ジェリーは妻の死を乗り越えるのに何年も掛かり、ガールフレンドが支えてくれたと反発。

しかし、家族を捨てて出て行ったジェリーに対し、自分と姉2人で苦しみながら亡くなった母親を看取り、死後身の回りを整理した時の怒りを爆発させます。

ところが反論しようとしたジェリーは突然倒れてしまいます。病院へジェリーを搬送しますが、ロイドは、アンドレアが制止するのも聞かずにピッツバーグへ戻ります。

道中雑踏のあちこちにフレッドの幻影を見掛けるロイドは、再びテレビ局へ到着。スタジオを訪れると、ディレクターから出演することになっていると言われ無理矢理セットへ案内されます。

作業指示:
a. 読解用抜粋から、「ジェリーは妻の死を乗り越える」から「理矢理セットへ案内されます。」までの部分を、両端も含めてそのまま書き写してください。
b. 読解用抜粋の内容を2文で要約してください。
c. 読解用抜粋で、スタジオを訪れたロイドがセットへ案内されたのはなぜか、1文で説明してください。

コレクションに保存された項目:
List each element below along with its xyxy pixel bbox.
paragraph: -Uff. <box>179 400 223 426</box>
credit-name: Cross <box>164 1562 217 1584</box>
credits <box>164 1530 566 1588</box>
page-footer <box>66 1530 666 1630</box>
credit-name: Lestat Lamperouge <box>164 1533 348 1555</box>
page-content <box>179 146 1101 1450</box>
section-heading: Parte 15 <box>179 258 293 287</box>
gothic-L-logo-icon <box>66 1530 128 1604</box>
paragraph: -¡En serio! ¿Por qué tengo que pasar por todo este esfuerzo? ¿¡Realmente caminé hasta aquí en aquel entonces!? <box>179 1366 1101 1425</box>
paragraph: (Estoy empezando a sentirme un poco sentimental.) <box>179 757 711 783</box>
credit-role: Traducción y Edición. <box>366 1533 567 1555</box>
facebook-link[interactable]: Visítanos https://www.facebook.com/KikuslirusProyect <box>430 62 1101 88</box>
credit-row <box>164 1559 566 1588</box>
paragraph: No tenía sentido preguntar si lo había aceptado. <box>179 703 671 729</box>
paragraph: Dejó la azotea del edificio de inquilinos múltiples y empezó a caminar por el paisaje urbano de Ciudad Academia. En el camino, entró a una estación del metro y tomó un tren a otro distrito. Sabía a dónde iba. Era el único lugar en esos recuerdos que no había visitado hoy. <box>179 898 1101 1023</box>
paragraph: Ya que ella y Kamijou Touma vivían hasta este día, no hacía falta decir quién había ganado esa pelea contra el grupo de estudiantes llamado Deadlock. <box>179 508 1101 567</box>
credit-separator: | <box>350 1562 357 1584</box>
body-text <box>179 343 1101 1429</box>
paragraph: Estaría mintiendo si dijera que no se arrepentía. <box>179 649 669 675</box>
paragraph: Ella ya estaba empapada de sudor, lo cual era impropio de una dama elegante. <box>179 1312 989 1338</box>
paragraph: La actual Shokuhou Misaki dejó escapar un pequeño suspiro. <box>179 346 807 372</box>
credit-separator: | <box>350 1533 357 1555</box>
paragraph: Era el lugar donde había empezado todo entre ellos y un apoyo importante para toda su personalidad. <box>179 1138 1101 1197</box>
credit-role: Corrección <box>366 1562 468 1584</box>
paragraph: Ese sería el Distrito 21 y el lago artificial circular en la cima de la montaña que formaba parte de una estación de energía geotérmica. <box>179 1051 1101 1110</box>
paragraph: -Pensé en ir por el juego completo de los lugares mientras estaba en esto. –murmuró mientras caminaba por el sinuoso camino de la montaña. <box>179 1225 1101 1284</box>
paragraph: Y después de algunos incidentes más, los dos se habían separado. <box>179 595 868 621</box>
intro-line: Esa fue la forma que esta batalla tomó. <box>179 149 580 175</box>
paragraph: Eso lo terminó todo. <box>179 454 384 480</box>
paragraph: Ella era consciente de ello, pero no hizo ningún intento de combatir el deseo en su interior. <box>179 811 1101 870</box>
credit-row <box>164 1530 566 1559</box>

項目別の解答:
a.
ジェリーは妻の死を乗り越えるのに何年も掛かり、ガールフレンドが支えてくれたと反発。

しかし、家族を捨てて出て行ったジェリーに対し、自分と姉2人で苦しみながら亡くなった母親を看取り、死後身の回りを整理した時の怒りを爆発させます。

ところが反論しようとしたジェリーは突然倒れてしまいます。病院へジェリーを搬送しますが、ロイドは、アンドレアが制止するのも聞かずにピッツバーグへ戻ります。

道中雑踏のあちこちにフレッドの幻影を見掛けるロイドは、再びテレビ局へ到着。スタジオを訪れると、ディレクターから出演することになっていると言われ無理矢理セットへ案内されます。

b. ジェリーは妻の死を乗り越えるのに何年も掛かり、ガールフレンドが支えてくれたと反発しますが、家族を捨てて出て行った彼に対し、姉2人と共に苦しみながら亡くなった母親を看取った時の怒りが爆発します。反論しかけたジェリーが突然倒れて病院へ搬送されると、ロイドはアンドレアの制止も聞かずにピッツバーグへ戻り、テレビ局でディレクターに無理矢理セットへ案内されます。

c. ディレクターから、ロイドが出演することになっていると言われたためです。